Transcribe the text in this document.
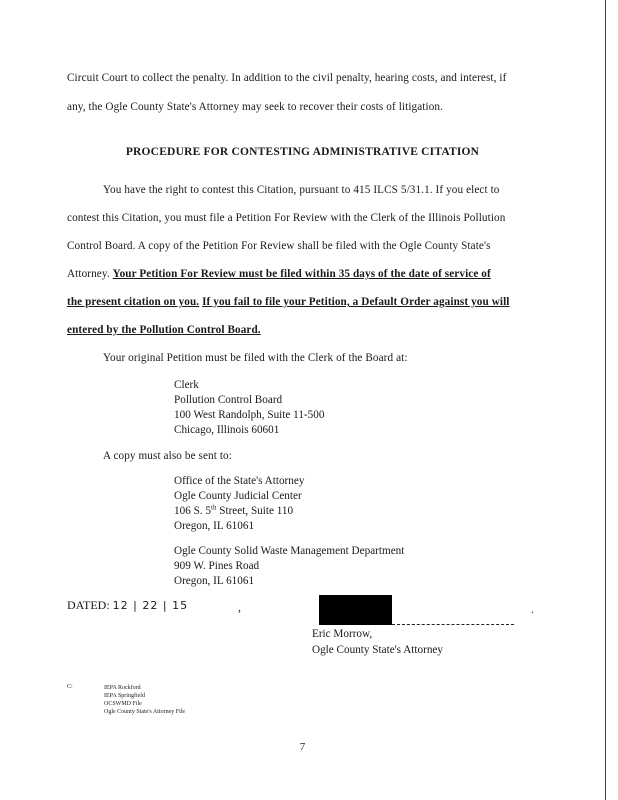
Circuit Court to collect the penalty. In addition to the civil penalty, hearing costs, and interest, if
any, the Ogle County State's Attorney may seek to recover their costs of litigation.
PROCEDURE FOR CONTESTING ADMINISTRATIVE CITATION
You have the right to contest this Citation, pursuant to 415 ILCS 5/31.1. If you elect to
contest this Citation, you must file a Petition For Review with the Clerk of the Illinois Pollution
Control Board. A copy of the Petition For Review shall be filed with the Ogle County State's
Attorney. Your Petition For Review must be filed within 35 days of the date of service of
the present citation on you. If you fail to file your Petition, a Default Order against you will
entered by the Pollution Control Board.
Your original Petition must be filed with the Clerk of the Board at:
Clerk
Pollution Control Board
100 West Randolph, Suite 11-500
Chicago, Illinois 60601
A copy must also be sent to:
Office of the State's Attorney
Ogle County Judicial Center
106 S. 5th Street, Suite 110
Oregon, IL 61061
Ogle County Solid Waste Management Department
909 W. Pines Road
Oregon, IL 61061
DATED: 12 | 22 | 15	,	.
Eric Morrow,
Ogle County State's Attorney
C:	IEPA Rockford
IEPA Springfield
OCSWMD File
Ogle County State's Attorney File
7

__Required work__
Every line should be retyped exactly, with the pictures omitted.

__Correct response__
Transcribe the text in this document.
Circuit Court to collect the penalty. In addition to the civil penalty, hearing costs, and interest, if
any, the Ogle County State's Attorney may seek to recover their costs of litigation.
PROCEDURE FOR CONTESTING ADMINISTRATIVE CITATION
You have the right to contest this Citation, pursuant to 415 ILCS 5/31.1. If you elect to
contest this Citation, you must file a Petition For Review with the Clerk of the Illinois Pollution
Control Board. A copy of the Petition For Review shall be filed with the Ogle County State's
Attorney. Your Petition For Review must be filed within 35 days of the date of service of
the present citation on you. If you fail to file your Petition, a Default Order against you will
entered by the Pollution Control Board.
Your original Petition must be filed with the Clerk of the Board at:
Clerk
Pollution Control Board
100 West Randolph, Suite 11-500
Chicago, Illinois 60601
A copy must also be sent to:
Office of the State's Attorney
Ogle County Judicial Center
106 S. 5th Street, Suite 110
Oregon, IL 61061
Ogle County Solid Waste Management Department
909 W. Pines Road
Oregon, IL 61061
DATED: 12 | 22 | 15	,	.
Eric Morrow,
Ogle County State's Attorney
C:	IEPA Rockford
IEPA Springfield
OCSWMD File
Ogle County State's Attorney File
7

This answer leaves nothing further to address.